*RECORDS PROVIDED:*
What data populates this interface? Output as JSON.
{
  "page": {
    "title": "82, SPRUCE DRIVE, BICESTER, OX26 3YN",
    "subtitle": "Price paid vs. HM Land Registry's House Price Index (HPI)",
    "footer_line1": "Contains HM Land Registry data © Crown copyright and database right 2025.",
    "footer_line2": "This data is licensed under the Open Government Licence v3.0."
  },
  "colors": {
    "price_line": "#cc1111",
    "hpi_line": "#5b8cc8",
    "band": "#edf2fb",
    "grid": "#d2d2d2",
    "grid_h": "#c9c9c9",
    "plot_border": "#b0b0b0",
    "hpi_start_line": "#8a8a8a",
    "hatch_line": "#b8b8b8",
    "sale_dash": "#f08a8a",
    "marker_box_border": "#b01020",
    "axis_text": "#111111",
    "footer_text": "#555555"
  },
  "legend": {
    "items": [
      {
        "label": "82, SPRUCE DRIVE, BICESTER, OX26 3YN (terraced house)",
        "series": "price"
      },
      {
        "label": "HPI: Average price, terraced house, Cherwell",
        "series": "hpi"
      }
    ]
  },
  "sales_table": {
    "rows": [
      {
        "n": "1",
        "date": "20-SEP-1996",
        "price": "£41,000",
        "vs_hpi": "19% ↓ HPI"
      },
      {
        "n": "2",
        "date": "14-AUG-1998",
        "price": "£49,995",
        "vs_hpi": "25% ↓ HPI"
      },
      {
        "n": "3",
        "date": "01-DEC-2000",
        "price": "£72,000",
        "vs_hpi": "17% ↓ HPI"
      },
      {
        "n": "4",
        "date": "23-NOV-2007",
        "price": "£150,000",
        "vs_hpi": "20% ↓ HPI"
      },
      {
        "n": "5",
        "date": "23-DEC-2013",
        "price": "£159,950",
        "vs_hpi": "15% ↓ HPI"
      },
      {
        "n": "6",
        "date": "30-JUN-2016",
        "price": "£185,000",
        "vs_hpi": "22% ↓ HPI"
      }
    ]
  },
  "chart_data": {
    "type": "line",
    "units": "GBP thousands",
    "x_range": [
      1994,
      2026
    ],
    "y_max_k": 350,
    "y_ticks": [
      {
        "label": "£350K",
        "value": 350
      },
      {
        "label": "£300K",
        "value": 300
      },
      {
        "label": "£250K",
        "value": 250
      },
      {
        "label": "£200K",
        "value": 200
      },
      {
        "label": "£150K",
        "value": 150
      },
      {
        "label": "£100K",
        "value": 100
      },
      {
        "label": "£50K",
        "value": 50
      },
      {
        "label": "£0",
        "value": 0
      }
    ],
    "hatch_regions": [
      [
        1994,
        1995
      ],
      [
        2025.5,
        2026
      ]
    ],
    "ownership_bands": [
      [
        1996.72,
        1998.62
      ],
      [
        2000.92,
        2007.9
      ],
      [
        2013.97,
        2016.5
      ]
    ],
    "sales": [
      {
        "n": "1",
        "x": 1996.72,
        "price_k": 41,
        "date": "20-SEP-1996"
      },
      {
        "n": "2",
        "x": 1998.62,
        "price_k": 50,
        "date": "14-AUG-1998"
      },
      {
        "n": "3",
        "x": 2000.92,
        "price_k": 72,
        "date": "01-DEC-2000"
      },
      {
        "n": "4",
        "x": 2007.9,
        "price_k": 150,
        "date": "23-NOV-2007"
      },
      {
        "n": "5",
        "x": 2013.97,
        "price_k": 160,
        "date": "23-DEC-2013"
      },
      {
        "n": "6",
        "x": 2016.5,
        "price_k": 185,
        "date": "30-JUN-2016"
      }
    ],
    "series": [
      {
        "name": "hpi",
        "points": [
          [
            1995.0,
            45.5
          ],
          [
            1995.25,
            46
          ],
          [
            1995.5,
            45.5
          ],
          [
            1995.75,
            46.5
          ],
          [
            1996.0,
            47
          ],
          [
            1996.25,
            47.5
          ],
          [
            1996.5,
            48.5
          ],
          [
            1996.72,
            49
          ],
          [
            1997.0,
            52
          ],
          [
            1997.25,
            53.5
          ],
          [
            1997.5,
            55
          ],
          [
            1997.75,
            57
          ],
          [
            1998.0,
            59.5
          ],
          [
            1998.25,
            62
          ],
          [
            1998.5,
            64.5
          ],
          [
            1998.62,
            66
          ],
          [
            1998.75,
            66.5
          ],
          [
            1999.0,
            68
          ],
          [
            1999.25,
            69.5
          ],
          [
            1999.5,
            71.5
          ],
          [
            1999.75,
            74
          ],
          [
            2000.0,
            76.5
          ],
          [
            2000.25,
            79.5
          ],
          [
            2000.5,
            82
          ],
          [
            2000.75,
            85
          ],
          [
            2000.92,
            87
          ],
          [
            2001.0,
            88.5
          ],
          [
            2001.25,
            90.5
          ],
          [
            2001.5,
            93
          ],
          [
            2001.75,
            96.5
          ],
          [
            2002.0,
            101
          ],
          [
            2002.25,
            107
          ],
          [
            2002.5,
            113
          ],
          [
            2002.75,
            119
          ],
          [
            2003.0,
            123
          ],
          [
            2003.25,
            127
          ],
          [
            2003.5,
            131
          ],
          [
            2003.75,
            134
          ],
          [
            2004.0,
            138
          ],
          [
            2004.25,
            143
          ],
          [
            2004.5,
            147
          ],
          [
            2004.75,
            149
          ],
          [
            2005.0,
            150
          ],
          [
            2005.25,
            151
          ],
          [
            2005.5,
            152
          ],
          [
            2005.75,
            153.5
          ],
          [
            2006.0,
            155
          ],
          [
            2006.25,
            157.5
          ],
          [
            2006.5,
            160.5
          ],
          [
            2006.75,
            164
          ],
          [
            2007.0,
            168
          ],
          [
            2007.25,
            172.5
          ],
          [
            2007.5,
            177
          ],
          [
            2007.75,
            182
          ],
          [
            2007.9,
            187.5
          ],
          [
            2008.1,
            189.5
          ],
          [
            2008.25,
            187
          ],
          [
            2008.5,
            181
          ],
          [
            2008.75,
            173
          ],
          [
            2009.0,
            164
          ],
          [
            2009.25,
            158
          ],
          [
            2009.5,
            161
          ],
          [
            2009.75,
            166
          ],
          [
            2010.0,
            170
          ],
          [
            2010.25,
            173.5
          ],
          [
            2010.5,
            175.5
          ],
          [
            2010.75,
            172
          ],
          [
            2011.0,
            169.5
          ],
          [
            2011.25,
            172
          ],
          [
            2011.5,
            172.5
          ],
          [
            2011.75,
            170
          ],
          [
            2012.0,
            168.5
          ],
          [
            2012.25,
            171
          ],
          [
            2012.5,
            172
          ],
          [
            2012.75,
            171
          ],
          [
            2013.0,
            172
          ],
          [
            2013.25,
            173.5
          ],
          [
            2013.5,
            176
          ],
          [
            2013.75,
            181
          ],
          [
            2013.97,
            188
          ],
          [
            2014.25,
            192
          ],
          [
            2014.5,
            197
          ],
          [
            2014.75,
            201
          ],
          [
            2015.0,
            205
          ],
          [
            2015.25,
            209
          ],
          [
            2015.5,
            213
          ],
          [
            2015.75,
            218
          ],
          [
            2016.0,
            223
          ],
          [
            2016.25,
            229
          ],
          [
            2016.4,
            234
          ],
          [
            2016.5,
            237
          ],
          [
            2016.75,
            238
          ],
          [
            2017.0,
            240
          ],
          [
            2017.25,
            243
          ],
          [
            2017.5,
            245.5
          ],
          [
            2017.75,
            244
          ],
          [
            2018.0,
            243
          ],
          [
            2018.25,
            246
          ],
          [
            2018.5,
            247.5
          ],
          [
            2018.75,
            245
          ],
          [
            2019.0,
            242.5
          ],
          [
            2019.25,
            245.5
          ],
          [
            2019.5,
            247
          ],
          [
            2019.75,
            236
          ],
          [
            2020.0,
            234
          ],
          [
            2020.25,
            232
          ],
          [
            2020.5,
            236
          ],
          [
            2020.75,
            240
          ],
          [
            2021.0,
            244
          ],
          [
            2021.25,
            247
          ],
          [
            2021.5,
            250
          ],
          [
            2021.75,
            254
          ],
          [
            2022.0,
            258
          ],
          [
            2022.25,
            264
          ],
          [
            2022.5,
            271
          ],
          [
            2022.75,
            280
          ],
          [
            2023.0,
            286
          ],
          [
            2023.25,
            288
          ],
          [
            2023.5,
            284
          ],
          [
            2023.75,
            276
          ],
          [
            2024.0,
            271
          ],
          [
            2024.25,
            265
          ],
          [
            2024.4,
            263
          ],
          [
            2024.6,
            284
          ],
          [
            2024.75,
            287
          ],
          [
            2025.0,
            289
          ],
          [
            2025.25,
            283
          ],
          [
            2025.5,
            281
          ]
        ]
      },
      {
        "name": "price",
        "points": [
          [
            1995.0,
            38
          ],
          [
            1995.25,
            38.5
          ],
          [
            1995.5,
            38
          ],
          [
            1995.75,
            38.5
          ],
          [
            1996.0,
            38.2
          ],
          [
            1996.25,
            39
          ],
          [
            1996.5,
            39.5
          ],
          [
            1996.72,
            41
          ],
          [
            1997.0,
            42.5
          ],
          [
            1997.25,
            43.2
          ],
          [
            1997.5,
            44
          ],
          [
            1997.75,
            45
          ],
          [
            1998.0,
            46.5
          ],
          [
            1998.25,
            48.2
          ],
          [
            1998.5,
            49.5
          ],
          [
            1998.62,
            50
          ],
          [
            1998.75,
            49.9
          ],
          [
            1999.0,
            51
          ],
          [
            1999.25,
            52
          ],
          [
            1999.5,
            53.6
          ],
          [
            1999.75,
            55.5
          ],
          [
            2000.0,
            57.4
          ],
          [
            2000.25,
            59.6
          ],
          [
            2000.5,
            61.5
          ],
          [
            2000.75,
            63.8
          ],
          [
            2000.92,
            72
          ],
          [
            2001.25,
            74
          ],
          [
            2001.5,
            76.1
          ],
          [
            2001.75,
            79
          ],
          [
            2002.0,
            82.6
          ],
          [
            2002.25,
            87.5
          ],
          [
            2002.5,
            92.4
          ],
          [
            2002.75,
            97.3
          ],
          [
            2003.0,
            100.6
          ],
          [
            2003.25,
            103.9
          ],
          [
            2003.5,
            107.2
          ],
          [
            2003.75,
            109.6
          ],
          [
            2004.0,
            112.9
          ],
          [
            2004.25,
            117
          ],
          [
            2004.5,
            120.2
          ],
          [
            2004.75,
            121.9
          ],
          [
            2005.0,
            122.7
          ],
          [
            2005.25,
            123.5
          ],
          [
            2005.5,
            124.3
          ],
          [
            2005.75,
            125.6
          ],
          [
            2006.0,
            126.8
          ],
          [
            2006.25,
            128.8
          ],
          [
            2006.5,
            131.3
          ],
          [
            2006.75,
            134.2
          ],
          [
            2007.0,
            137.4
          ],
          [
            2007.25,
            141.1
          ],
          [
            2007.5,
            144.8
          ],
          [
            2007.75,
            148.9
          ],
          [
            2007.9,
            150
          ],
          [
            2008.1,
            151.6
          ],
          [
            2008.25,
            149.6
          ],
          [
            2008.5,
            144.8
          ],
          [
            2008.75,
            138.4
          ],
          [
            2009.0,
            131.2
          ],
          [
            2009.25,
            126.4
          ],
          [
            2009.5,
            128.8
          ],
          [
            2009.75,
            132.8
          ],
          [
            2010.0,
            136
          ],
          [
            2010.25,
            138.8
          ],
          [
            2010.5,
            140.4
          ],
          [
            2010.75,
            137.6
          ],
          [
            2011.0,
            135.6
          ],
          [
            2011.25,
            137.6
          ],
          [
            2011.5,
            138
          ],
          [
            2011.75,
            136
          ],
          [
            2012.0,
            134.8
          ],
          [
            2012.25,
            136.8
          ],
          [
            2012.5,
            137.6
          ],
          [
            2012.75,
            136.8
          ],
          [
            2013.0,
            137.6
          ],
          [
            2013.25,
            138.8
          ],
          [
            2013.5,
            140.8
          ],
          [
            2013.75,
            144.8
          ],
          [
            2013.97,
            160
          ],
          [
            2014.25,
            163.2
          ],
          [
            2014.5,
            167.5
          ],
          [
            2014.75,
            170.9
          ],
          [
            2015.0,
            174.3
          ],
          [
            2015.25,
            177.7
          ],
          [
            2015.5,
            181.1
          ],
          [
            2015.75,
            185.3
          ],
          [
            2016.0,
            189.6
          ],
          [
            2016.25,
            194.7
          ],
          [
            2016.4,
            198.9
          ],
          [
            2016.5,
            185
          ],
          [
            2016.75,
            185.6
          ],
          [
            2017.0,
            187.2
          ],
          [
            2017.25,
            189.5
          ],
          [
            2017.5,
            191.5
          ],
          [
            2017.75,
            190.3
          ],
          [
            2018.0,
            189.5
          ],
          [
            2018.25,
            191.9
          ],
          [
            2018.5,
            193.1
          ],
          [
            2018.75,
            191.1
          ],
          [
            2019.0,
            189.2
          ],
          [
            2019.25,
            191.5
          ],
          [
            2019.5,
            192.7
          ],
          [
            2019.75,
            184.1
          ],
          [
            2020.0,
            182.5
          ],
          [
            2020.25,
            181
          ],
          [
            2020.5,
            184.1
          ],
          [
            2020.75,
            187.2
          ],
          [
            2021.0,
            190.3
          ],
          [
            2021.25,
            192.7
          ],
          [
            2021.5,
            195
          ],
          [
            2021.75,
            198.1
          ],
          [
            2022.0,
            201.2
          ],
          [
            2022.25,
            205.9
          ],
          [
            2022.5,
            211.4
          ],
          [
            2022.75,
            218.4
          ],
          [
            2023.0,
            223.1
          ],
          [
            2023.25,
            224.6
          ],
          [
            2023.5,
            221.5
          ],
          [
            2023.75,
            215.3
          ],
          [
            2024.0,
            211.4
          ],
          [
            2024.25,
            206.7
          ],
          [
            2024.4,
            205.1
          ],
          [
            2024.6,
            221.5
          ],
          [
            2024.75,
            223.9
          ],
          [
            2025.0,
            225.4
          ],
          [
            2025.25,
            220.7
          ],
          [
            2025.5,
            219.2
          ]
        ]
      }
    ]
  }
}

*EXERCISE DETAILS:*
Search the data above for lines holding "value" and copy each of them.

*WRITTEN ANSWER:*
        "value": 350
        "value": 300
        "value": 250
        "value": 200
        "value": 150
        "value": 100
        "value": 50
        "value": 0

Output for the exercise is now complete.